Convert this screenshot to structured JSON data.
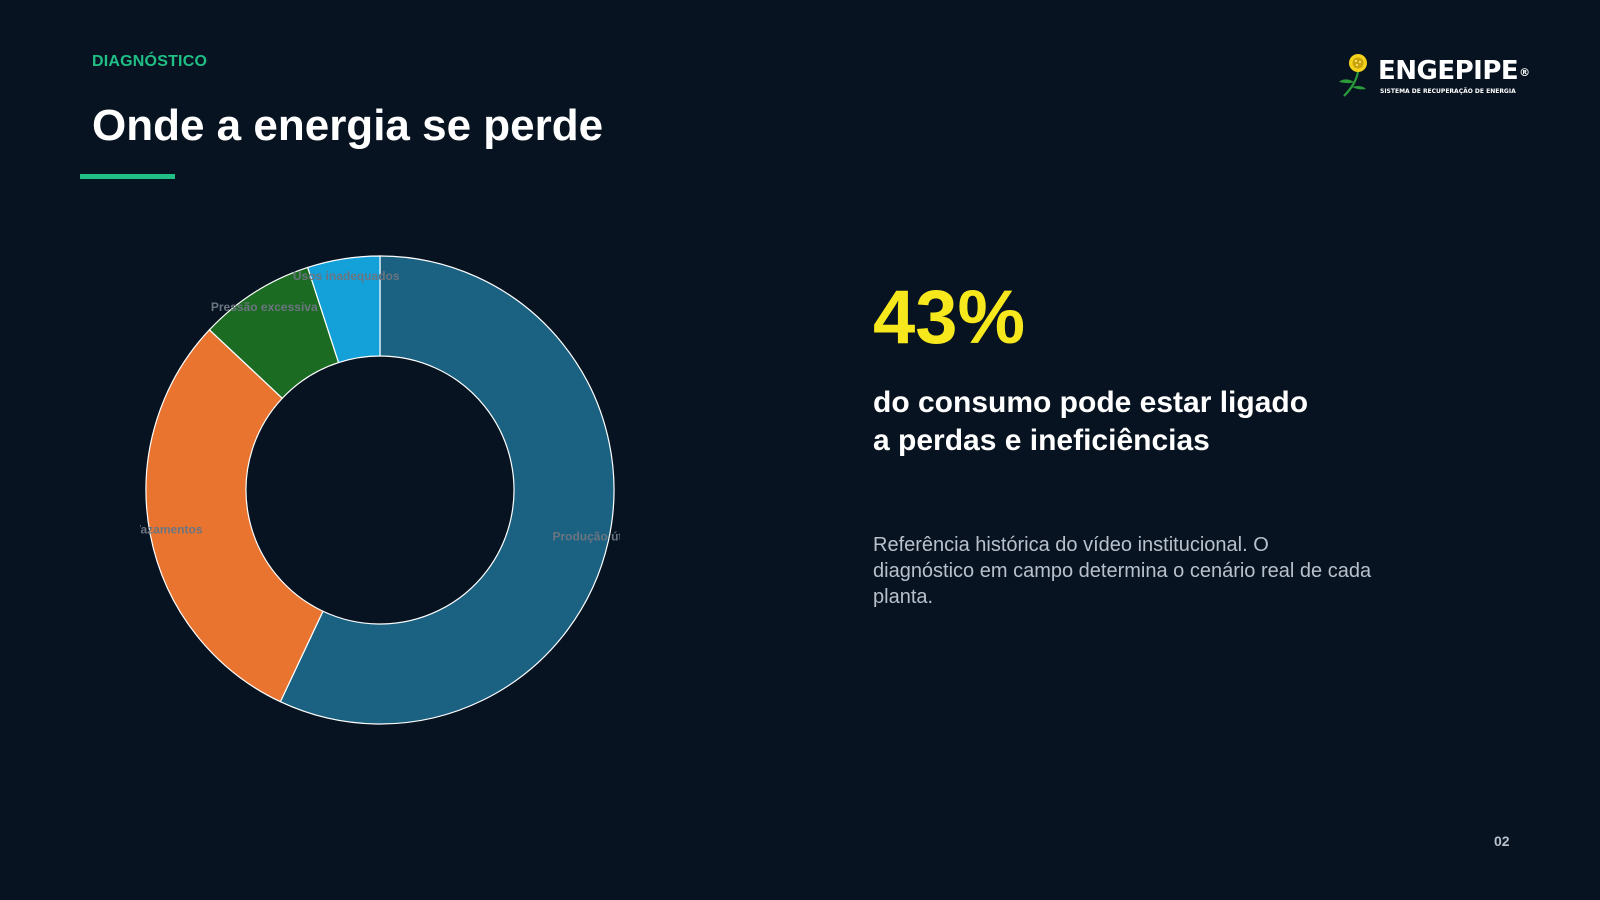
{
  "slide": {
    "section_label": "DIAGNÓSTICO",
    "title": "Onde a energia se perde",
    "page_number": "02",
    "accent_color": "#1fbf86",
    "background_color": "#071321"
  },
  "logo": {
    "wordmark": "ENGEPIPE",
    "registered": "®",
    "tagline": "SISTEMA DE RECUPERAÇÃO DE ENERGIA"
  },
  "stat": {
    "value": "43%",
    "line1": "do consumo pode estar ligado",
    "line2": "a perdas e ineficiências",
    "value_color": "#f6e81c",
    "note": "Referência histórica do vídeo institucional. O diagnóstico em campo determina o cenário real de cada planta."
  },
  "chart_data": {
    "type": "pie",
    "subtype": "donut",
    "title": "",
    "categories": [
      "Produção útil",
      "Vazamentos",
      "Pressão excessiva",
      "Usos inadequados"
    ],
    "values": [
      57,
      30,
      8,
      5
    ],
    "colors": [
      "#1a6182",
      "#e97430",
      "#1c6b22",
      "#14a0d9"
    ],
    "start_angle": "12 o'clock",
    "direction": "clockwise",
    "label_color": "#6b7580",
    "slice_border_color": "#ffffff",
    "legend": "none"
  }
}
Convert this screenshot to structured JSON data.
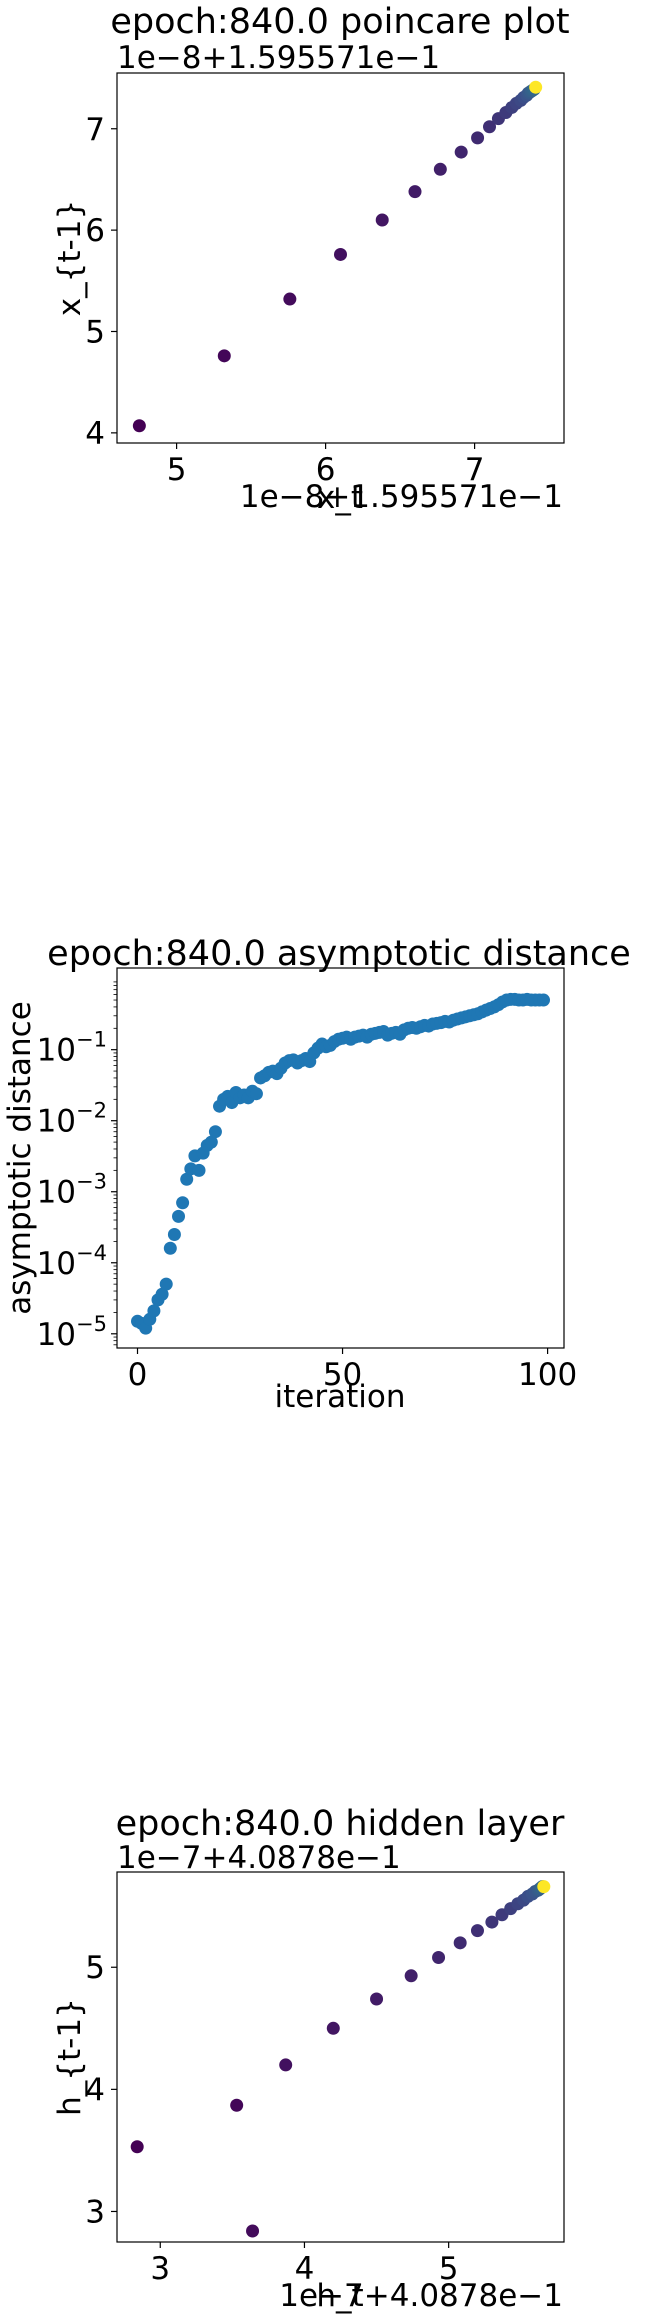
{
  "chart_data": [
    {
      "type": "scatter",
      "title": "epoch:840.0 poincare plot",
      "xlabel": "x_t",
      "ylabel": "x_{t-1}",
      "x_offset_text": "1e−8+1.595571e−1",
      "y_offset_text": "1e−8+1.595571e−1",
      "xlim": [
        4.6,
        7.6
      ],
      "ylim": [
        3.9,
        7.55
      ],
      "xticks": [
        5,
        6,
        7
      ],
      "xtick_labels": [
        "5",
        "6",
        "7"
      ],
      "yticks": [
        4,
        5,
        6,
        7
      ],
      "ytick_labels": [
        "4",
        "5",
        "6",
        "7"
      ],
      "colormap": "viridis",
      "x": [
        4.75,
        5.32,
        5.76,
        6.1,
        6.38,
        6.6,
        6.77,
        6.91,
        7.02,
        7.1,
        7.16,
        7.21,
        7.25,
        7.28,
        7.31,
        7.33,
        7.35,
        7.36,
        7.37,
        7.38,
        7.39,
        7.4,
        7.41
      ],
      "y": [
        4.07,
        4.76,
        5.32,
        5.76,
        6.1,
        6.38,
        6.6,
        6.77,
        6.91,
        7.02,
        7.1,
        7.16,
        7.21,
        7.25,
        7.28,
        7.31,
        7.33,
        7.35,
        7.36,
        7.37,
        7.38,
        7.39,
        7.41
      ]
    },
    {
      "type": "scatter",
      "title": "epoch:840.0 asymptotic distance",
      "xlabel": "iteration",
      "ylabel": "asymptotic distance",
      "yscale": "log",
      "xlim": [
        -5,
        104
      ],
      "ylim_exp": [
        -5.2,
        0.15
      ],
      "xticks": [
        0,
        50,
        100
      ],
      "xtick_labels": [
        "0",
        "50",
        "100"
      ],
      "yticks_exp": [
        -5,
        -4,
        -3,
        -2,
        -1
      ],
      "ytick_bases": [
        "10",
        "10",
        "10",
        "10",
        "10"
      ],
      "ytick_exps": [
        "−5",
        "−4",
        "−3",
        "−2",
        "−1"
      ],
      "color": "#1f77b4",
      "x": [
        0,
        1,
        2,
        3,
        4,
        5,
        6,
        7,
        8,
        9,
        10,
        11,
        12,
        13,
        14,
        15,
        16,
        17,
        18,
        19,
        20,
        21,
        22,
        23,
        24,
        25,
        26,
        27,
        28,
        29,
        30,
        31,
        32,
        33,
        34,
        35,
        36,
        37,
        38,
        39,
        40,
        41,
        42,
        43,
        44,
        45,
        46,
        47,
        48,
        49,
        50,
        51,
        52,
        53,
        54,
        55,
        56,
        57,
        58,
        59,
        60,
        61,
        62,
        63,
        64,
        65,
        66,
        67,
        68,
        69,
        70,
        71,
        72,
        73,
        74,
        75,
        76,
        77,
        78,
        79,
        80,
        81,
        82,
        83,
        84,
        85,
        86,
        87,
        88,
        89,
        90,
        91,
        92,
        93,
        94,
        95,
        96,
        97,
        98,
        99
      ],
      "y": [
        1.5e-05,
        1.4e-05,
        1.2e-05,
        1.6e-05,
        2.1e-05,
        3e-05,
        3.6e-05,
        5e-05,
        0.00016,
        0.00025,
        0.00045,
        0.0007,
        0.0015,
        0.0021,
        0.0032,
        0.002,
        0.0035,
        0.0045,
        0.005,
        0.007,
        0.016,
        0.02,
        0.022,
        0.018,
        0.025,
        0.021,
        0.023,
        0.021,
        0.026,
        0.024,
        0.04,
        0.043,
        0.048,
        0.05,
        0.046,
        0.055,
        0.065,
        0.07,
        0.072,
        0.065,
        0.07,
        0.075,
        0.068,
        0.09,
        0.105,
        0.12,
        0.11,
        0.115,
        0.13,
        0.14,
        0.145,
        0.15,
        0.14,
        0.15,
        0.155,
        0.16,
        0.15,
        0.165,
        0.17,
        0.175,
        0.18,
        0.16,
        0.17,
        0.175,
        0.165,
        0.19,
        0.2,
        0.205,
        0.2,
        0.21,
        0.22,
        0.215,
        0.23,
        0.235,
        0.24,
        0.25,
        0.245,
        0.26,
        0.27,
        0.28,
        0.29,
        0.3,
        0.31,
        0.32,
        0.34,
        0.36,
        0.38,
        0.4,
        0.43,
        0.47,
        0.5,
        0.51,
        0.51,
        0.5,
        0.5,
        0.51,
        0.5,
        0.5,
        0.5,
        0.5
      ]
    },
    {
      "type": "scatter",
      "title": "epoch:840.0 hidden layer",
      "xlabel": "h_t",
      "ylabel": "h_{t-1}",
      "x_offset_text": "1e−7+4.0878e−1",
      "y_offset_text": "1e−7+4.0878e−1",
      "xlim": [
        2.7,
        5.8
      ],
      "ylim": [
        2.75,
        5.78
      ],
      "xticks": [
        3,
        4,
        5
      ],
      "xtick_labels": [
        "3",
        "4",
        "5"
      ],
      "yticks": [
        3,
        4,
        5
      ],
      "ytick_labels": [
        "3",
        "4",
        "5"
      ],
      "colormap": "viridis",
      "x": [
        2.84,
        3.53,
        3.64,
        3.87,
        4.2,
        4.5,
        4.74,
        4.93,
        5.08,
        5.2,
        5.3,
        5.37,
        5.43,
        5.48,
        5.52,
        5.55,
        5.58,
        5.6,
        5.62,
        5.63,
        5.64,
        5.65,
        5.66
      ],
      "y": [
        3.53,
        3.87,
        2.84,
        4.2,
        4.5,
        4.74,
        4.93,
        5.08,
        5.2,
        5.3,
        5.37,
        5.43,
        5.48,
        5.52,
        5.55,
        5.58,
        5.6,
        5.62,
        5.63,
        5.64,
        5.65,
        5.66,
        5.66
      ]
    }
  ]
}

:: EXERCISE REQUIREMENTS ::
Show all lines from the listing above in which "distance" appears.

:: ANSWER TO THE TASK ::
      "title": "epoch:840.0 asymptotic distance",
      "ylabel": "asymptotic distance",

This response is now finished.